Records from a data source
········

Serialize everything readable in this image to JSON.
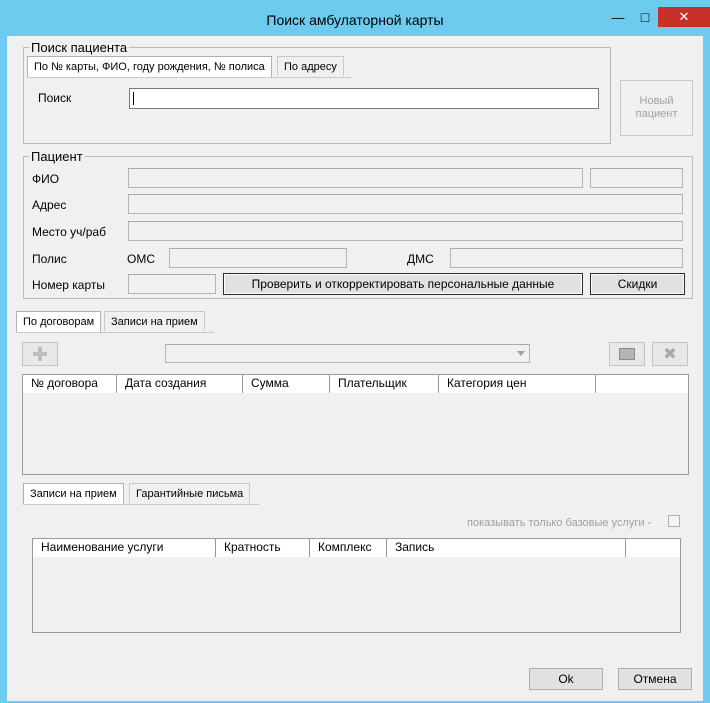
{
  "window": {
    "title": "Поиск амбулаторной карты",
    "minimize_glyph": "—",
    "maximize_glyph": "□",
    "close_glyph": "✕"
  },
  "search_group": {
    "legend": "Поиск пациента",
    "tabs": [
      "По № карты, ФИО, году рождения, № полиса",
      "По адресу"
    ],
    "search_label": "Поиск",
    "search_value": "",
    "new_patient_button": "Новый пациент"
  },
  "patient_group": {
    "legend": "Пациент",
    "fio_label": "ФИО",
    "address_label": "Адрес",
    "workplace_label": "Место уч/раб",
    "policy_label": "Полис",
    "oms_label": "ОМС",
    "dms_label": "ДМС",
    "card_number_label": "Номер карты",
    "verify_button": "Проверить и откорректировать персональные данные",
    "discounts_button": "Скидки"
  },
  "contracts_tabs": [
    "По договорам",
    "Записи на прием"
  ],
  "contracts_grid": {
    "columns": [
      "№ договора",
      "Дата создания",
      "Сумма",
      "Плательщик",
      "Категория цен",
      ""
    ]
  },
  "appointments_tabs": [
    "Записи на прием",
    "Гарантийные письма"
  ],
  "only_basic_services_label": "показывать только базовые услуги -",
  "services_grid": {
    "columns": [
      "Наименование услуги",
      "Кратность",
      "Комплекс",
      "Запись",
      ""
    ]
  },
  "footer": {
    "ok_button": "Ok",
    "cancel_button": "Отмена"
  },
  "colors": {
    "titlebar": "#6ccbee",
    "client_background": "#f0f0f0",
    "close_button": "#c7312a"
  }
}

········

• **Instructions for the task**
Every record gets retyped exactly; no picture goes into the copy.

• **Answer to the exercise**
Serialize everything readable in this image to JSON.
{
  "window": {
    "title": "Поиск амбулаторной карты",
    "minimize_glyph": "—",
    "maximize_glyph": "□",
    "close_glyph": "✕"
  },
  "search_group": {
    "legend": "Поиск пациента",
    "tabs": [
      "По № карты, ФИО, году рождения, № полиса",
      "По адресу"
    ],
    "search_label": "Поиск",
    "search_value": "",
    "new_patient_button": "Новый пациент"
  },
  "patient_group": {
    "legend": "Пациент",
    "fio_label": "ФИО",
    "address_label": "Адрес",
    "workplace_label": "Место уч/раб",
    "policy_label": "Полис",
    "oms_label": "ОМС",
    "dms_label": "ДМС",
    "card_number_label": "Номер карты",
    "verify_button": "Проверить и откорректировать персональные данные",
    "discounts_button": "Скидки"
  },
  "contracts_tabs": [
    "По договорам",
    "Записи на прием"
  ],
  "contracts_grid": {
    "columns": [
      "№ договора",
      "Дата создания",
      "Сумма",
      "Плательщик",
      "Категория цен",
      ""
    ]
  },
  "appointments_tabs": [
    "Записи на прием",
    "Гарантийные письма"
  ],
  "only_basic_services_label": "показывать только базовые услуги -",
  "services_grid": {
    "columns": [
      "Наименование услуги",
      "Кратность",
      "Комплекс",
      "Запись",
      ""
    ]
  },
  "footer": {
    "ok_button": "Ok",
    "cancel_button": "Отмена"
  },
  "colors": {
    "titlebar": "#6ccbee",
    "client_background": "#f0f0f0",
    "close_button": "#c7312a"
  }
}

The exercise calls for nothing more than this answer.